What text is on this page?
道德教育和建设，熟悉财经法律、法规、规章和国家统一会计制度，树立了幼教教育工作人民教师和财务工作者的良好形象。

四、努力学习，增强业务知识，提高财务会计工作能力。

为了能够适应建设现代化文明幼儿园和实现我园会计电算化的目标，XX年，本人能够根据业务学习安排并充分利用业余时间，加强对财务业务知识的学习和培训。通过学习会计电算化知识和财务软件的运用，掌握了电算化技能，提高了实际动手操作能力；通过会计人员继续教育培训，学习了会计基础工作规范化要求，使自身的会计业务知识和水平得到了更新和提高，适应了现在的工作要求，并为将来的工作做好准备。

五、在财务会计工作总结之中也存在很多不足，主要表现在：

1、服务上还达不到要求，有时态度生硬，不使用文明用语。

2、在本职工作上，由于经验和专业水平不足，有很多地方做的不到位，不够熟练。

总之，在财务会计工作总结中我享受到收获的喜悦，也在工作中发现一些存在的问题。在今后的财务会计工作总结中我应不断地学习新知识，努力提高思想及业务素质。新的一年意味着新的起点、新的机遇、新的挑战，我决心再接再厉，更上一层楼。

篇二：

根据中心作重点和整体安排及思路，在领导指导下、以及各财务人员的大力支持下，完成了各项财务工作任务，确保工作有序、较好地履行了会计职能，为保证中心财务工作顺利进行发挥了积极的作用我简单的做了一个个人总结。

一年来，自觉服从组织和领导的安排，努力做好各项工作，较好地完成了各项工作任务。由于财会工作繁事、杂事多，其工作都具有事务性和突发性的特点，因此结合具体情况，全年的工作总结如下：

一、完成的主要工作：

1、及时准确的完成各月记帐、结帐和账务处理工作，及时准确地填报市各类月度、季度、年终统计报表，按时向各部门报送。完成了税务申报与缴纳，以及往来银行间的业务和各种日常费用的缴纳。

◇ ◇ ◇

[WHAT IS REQUIRED] Reproduce the material above without altering a single character.

[FINISHED EXERCISE]
What text is on this page?
道德教育和建设，熟悉财经法律、法规、规章和国家统一会计制度，树立了幼教教育工作人民教师和财务工作者的良好形象。

四、努力学习，增强业务知识，提高财务会计工作能力。

为了能够适应建设现代化文明幼儿园和实现我园会计电算化的目标，XX年，本人能够根据业务学习安排并充分利用业余时间，加强对财务业务知识的学习和培训。通过学习会计电算化知识和财务软件的运用，掌握了电算化技能，提高了实际动手操作能力；通过会计人员继续教育培训，学习了会计基础工作规范化要求，使自身的会计业务知识和水平得到了更新和提高，适应了现在的工作要求，并为将来的工作做好准备。

五、在财务会计工作总结之中也存在很多不足，主要表现在：

1、服务上还达不到要求，有时态度生硬，不使用文明用语。

2、在本职工作上，由于经验和专业水平不足，有很多地方做的不到位，不够熟练。

总之，在财务会计工作总结中我享受到收获的喜悦，也在工作中发现一些存在的问题。在今后的财务会计工作总结中我应不断地学习新知识，努力提高思想及业务素质。新的一年意味着新的起点、新的机遇、新的挑战，我决心再接再厉，更上一层楼。

篇二：

根据中心作重点和整体安排及思路，在领导指导下、以及各财务人员的大力支持下，完成了各项财务工作任务，确保工作有序、较好地履行了会计职能，为保证中心财务工作顺利进行发挥了积极的作用我简单的做了一个个人总结。

一年来，自觉服从组织和领导的安排，努力做好各项工作，较好地完成了各项工作任务。由于财会工作繁事、杂事多，其工作都具有事务性和突发性的特点，因此结合具体情况，全年的工作总结如下：

一、完成的主要工作：

1、及时准确的完成各月记帐、结帐和账务处理工作，及时准确地填报市各类月度、季度、年终统计报表，按时向各部门报送。完成了税务申报与缴纳，以及往来银行间的业务和各种日常费用的缴纳。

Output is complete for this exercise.